**EXERCISE AIM:**
Output each record below exactly, and include all of them.
#### DATA IN THIS EXERCISE
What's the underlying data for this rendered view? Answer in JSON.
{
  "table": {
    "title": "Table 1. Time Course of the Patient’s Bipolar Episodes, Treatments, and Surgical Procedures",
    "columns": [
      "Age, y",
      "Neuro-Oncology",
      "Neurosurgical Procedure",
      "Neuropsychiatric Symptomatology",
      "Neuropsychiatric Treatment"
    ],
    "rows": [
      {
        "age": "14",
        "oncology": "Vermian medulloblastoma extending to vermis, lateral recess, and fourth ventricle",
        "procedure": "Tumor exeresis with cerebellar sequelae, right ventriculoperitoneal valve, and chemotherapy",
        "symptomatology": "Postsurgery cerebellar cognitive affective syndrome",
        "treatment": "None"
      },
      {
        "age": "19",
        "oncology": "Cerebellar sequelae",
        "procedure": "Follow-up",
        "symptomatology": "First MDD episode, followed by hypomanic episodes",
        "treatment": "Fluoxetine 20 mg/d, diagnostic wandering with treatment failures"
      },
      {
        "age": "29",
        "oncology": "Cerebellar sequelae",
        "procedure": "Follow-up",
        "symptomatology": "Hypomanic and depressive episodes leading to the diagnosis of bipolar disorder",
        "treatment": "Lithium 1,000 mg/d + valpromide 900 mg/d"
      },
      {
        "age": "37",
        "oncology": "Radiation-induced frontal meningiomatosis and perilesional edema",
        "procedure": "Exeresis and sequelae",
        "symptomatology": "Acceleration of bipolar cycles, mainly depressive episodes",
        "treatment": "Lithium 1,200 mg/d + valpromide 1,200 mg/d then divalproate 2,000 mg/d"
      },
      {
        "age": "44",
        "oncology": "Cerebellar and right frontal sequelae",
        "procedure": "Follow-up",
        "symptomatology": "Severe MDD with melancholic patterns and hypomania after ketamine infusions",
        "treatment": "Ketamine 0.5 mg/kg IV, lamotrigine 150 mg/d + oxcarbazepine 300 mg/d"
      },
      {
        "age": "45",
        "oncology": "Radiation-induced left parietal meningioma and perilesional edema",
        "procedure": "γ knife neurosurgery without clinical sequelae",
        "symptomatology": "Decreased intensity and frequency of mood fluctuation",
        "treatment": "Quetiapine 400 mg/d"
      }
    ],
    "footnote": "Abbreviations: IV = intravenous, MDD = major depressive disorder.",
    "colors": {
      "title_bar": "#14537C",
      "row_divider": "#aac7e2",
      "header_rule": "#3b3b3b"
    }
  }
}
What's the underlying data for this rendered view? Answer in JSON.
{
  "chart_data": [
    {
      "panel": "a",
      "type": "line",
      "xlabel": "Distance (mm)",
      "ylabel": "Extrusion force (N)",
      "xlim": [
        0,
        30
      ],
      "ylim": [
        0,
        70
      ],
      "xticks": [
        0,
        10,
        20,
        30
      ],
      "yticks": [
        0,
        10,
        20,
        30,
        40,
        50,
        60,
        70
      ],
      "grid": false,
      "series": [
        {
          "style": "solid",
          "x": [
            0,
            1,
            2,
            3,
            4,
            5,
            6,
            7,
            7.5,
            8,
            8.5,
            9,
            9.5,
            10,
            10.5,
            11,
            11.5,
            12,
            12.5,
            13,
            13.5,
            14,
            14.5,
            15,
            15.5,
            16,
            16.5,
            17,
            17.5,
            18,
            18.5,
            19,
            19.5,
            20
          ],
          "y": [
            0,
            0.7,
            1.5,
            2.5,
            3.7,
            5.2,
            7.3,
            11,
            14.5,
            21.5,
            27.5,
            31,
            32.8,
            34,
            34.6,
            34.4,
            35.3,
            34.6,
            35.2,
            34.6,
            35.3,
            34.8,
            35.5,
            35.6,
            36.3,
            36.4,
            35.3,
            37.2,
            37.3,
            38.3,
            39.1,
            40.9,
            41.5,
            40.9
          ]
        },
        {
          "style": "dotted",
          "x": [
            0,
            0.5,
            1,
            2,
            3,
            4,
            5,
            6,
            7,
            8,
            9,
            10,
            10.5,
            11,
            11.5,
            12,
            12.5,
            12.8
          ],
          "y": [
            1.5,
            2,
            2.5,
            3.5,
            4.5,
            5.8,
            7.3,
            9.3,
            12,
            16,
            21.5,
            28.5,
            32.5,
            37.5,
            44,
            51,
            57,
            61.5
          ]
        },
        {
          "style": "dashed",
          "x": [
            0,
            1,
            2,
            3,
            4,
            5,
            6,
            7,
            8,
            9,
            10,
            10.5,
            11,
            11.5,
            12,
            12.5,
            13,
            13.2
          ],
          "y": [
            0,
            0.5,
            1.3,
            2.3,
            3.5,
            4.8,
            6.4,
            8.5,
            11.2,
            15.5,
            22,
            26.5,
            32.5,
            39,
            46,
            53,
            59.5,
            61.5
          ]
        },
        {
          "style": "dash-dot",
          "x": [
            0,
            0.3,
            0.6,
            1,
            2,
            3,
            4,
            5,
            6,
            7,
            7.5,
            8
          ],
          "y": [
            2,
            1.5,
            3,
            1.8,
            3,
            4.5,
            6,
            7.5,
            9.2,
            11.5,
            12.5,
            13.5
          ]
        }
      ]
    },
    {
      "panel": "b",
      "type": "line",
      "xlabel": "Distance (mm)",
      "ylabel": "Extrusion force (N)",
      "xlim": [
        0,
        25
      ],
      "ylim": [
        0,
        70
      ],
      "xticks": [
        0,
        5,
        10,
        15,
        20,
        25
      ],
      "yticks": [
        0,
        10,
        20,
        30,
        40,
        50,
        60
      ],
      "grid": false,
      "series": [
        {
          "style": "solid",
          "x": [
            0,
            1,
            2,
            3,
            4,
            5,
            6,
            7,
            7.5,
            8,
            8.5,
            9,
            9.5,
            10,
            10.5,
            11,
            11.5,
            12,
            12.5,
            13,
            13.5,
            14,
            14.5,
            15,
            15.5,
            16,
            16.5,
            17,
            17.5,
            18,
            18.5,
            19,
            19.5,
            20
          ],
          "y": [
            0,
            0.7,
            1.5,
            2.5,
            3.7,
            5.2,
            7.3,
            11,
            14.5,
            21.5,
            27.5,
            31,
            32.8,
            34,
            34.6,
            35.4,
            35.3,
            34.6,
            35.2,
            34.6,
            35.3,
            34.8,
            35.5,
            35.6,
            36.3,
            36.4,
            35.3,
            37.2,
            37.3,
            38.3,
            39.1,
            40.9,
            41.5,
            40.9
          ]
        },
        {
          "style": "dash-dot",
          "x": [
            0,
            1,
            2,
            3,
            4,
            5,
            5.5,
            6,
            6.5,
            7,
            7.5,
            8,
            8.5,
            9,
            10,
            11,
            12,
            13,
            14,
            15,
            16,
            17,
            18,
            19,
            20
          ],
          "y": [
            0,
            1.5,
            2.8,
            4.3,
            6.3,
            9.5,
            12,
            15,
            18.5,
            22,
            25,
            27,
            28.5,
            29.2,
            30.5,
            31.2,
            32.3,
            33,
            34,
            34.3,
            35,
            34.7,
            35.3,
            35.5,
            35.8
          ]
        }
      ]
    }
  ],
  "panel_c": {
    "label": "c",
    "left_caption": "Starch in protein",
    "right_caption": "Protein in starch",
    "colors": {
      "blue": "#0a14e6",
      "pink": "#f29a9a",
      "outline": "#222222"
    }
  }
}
########
**ANSWER TO THIS EXERCISE:**
What's the underlying data for this rendered view? Answer in JSON.
{
  "table": {
    "title": "Table 1. Time Course of the Patient’s Bipolar Episodes, Treatments, and Surgical Procedures",
    "columns": [
      "Age, y",
      "Neuro-Oncology",
      "Neurosurgical Procedure",
      "Neuropsychiatric Symptomatology",
      "Neuropsychiatric Treatment"
    ],
    "rows": [
      {
        "age": "14",
        "oncology": "Vermian medulloblastoma extending to vermis, lateral recess, and fourth ventricle",
        "procedure": "Tumor exeresis with cerebellar sequelae, right ventriculoperitoneal valve, and chemotherapy",
        "symptomatology": "Postsurgery cerebellar cognitive affective syndrome",
        "treatment": "None"
      },
      {
        "age": "19",
        "oncology": "Cerebellar sequelae",
        "procedure": "Follow-up",
        "symptomatology": "First MDD episode, followed by hypomanic episodes",
        "treatment": "Fluoxetine 20 mg/d, diagnostic wandering with treatment failures"
      },
      {
        "age": "29",
        "oncology": "Cerebellar sequelae",
        "procedure": "Follow-up",
        "symptomatology": "Hypomanic and depressive episodes leading to the diagnosis of bipolar disorder",
        "treatment": "Lithium 1,000 mg/d + valpromide 900 mg/d"
      },
      {
        "age": "37",
        "oncology": "Radiation-induced frontal meningiomatosis and perilesional edema",
        "procedure": "Exeresis and sequelae",
        "symptomatology": "Acceleration of bipolar cycles, mainly depressive episodes",
        "treatment": "Lithium 1,200 mg/d + valpromide 1,200 mg/d then divalproate 2,000 mg/d"
      },
      {
        "age": "44",
        "oncology": "Cerebellar and right frontal sequelae",
        "procedure": "Follow-up",
        "symptomatology": "Severe MDD with melancholic patterns and hypomania after ketamine infusions",
        "treatment": "Ketamine 0.5 mg/kg IV, lamotrigine 150 mg/d + oxcarbazepine 300 mg/d"
      },
      {
        "age": "45",
        "oncology": "Radiation-induced left parietal meningioma and perilesional edema",
        "procedure": "γ knife neurosurgery without clinical sequelae",
        "symptomatology": "Decreased intensity and frequency of mood fluctuation",
        "treatment": "Quetiapine 400 mg/d"
      }
    ],
    "footnote": "Abbreviations: IV = intravenous, MDD = major depressive disorder.",
    "colors": {
      "title_bar": "#14537C",
      "row_divider": "#aac7e2",
      "header_rule": "#3b3b3b"
    }
  }
}
What's the underlying data for this rendered view? Answer in JSON.
{
  "chart_data": [
    {
      "panel": "a",
      "type": "line",
      "xlabel": "Distance (mm)",
      "ylabel": "Extrusion force (N)",
      "xlim": [
        0,
        30
      ],
      "ylim": [
        0,
        70
      ],
      "xticks": [
        0,
        10,
        20,
        30
      ],
      "yticks": [
        0,
        10,
        20,
        30,
        40,
        50,
        60,
        70
      ],
      "grid": false,
      "series": [
        {
          "style": "solid",
          "x": [
            0,
            1,
            2,
            3,
            4,
            5,
            6,
            7,
            7.5,
            8,
            8.5,
            9,
            9.5,
            10,
            10.5,
            11,
            11.5,
            12,
            12.5,
            13,
            13.5,
            14,
            14.5,
            15,
            15.5,
            16,
            16.5,
            17,
            17.5,
            18,
            18.5,
            19,
            19.5,
            20
          ],
          "y": [
            0,
            0.7,
            1.5,
            2.5,
            3.7,
            5.2,
            7.3,
            11,
            14.5,
            21.5,
            27.5,
            31,
            32.8,
            34,
            34.6,
            34.4,
            35.3,
            34.6,
            35.2,
            34.6,
            35.3,
            34.8,
            35.5,
            35.6,
            36.3,
            36.4,
            35.3,
            37.2,
            37.3,
            38.3,
            39.1,
            40.9,
            41.5,
            40.9
          ]
        },
        {
          "style": "dotted",
          "x": [
            0,
            0.5,
            1,
            2,
            3,
            4,
            5,
            6,
            7,
            8,
            9,
            10,
            10.5,
            11,
            11.5,
            12,
            12.5,
            12.8
          ],
          "y": [
            1.5,
            2,
            2.5,
            3.5,
            4.5,
            5.8,
            7.3,
            9.3,
            12,
            16,
            21.5,
            28.5,
            32.5,
            37.5,
            44,
            51,
            57,
            61.5
          ]
        },
        {
          "style": "dashed",
          "x": [
            0,
            1,
            2,
            3,
            4,
            5,
            6,
            7,
            8,
            9,
            10,
            10.5,
            11,
            11.5,
            12,
            12.5,
            13,
            13.2
          ],
          "y": [
            0,
            0.5,
            1.3,
            2.3,
            3.5,
            4.8,
            6.4,
            8.5,
            11.2,
            15.5,
            22,
            26.5,
            32.5,
            39,
            46,
            53,
            59.5,
            61.5
          ]
        },
        {
          "style": "dash-dot",
          "x": [
            0,
            0.3,
            0.6,
            1,
            2,
            3,
            4,
            5,
            6,
            7,
            7.5,
            8
          ],
          "y": [
            2,
            1.5,
            3,
            1.8,
            3,
            4.5,
            6,
            7.5,
            9.2,
            11.5,
            12.5,
            13.5
          ]
        }
      ]
    },
    {
      "panel": "b",
      "type": "line",
      "xlabel": "Distance (mm)",
      "ylabel": "Extrusion force (N)",
      "xlim": [
        0,
        25
      ],
      "ylim": [
        0,
        70
      ],
      "xticks": [
        0,
        5,
        10,
        15,
        20,
        25
      ],
      "yticks": [
        0,
        10,
        20,
        30,
        40,
        50,
        60
      ],
      "grid": false,
      "series": [
        {
          "style": "solid",
          "x": [
            0,
            1,
            2,
            3,
            4,
            5,
            6,
            7,
            7.5,
            8,
            8.5,
            9,
            9.5,
            10,
            10.5,
            11,
            11.5,
            12,
            12.5,
            13,
            13.5,
            14,
            14.5,
            15,
            15.5,
            16,
            16.5,
            17,
            17.5,
            18,
            18.5,
            19,
            19.5,
            20
          ],
          "y": [
            0,
            0.7,
            1.5,
            2.5,
            3.7,
            5.2,
            7.3,
            11,
            14.5,
            21.5,
            27.5,
            31,
            32.8,
            34,
            34.6,
            35.4,
            35.3,
            34.6,
            35.2,
            34.6,
            35.3,
            34.8,
            35.5,
            35.6,
            36.3,
            36.4,
            35.3,
            37.2,
            37.3,
            38.3,
            39.1,
            40.9,
            41.5,
            40.9
          ]
        },
        {
          "style": "dash-dot",
          "x": [
            0,
            1,
            2,
            3,
            4,
            5,
            5.5,
            6,
            6.5,
            7,
            7.5,
            8,
            8.5,
            9,
            10,
            11,
            12,
            13,
            14,
            15,
            16,
            17,
            18,
            19,
            20
          ],
          "y": [
            0,
            1.5,
            2.8,
            4.3,
            6.3,
            9.5,
            12,
            15,
            18.5,
            22,
            25,
            27,
            28.5,
            29.2,
            30.5,
            31.2,
            32.3,
            33,
            34,
            34.3,
            35,
            34.7,
            35.3,
            35.5,
            35.8
          ]
        }
      ]
    }
  ],
  "panel_c": {
    "label": "c",
    "left_caption": "Starch in protein",
    "right_caption": "Protein in starch",
    "colors": {
      "blue": "#0a14e6",
      "pink": "#f29a9a",
      "outline": "#222222"
    }
  }
}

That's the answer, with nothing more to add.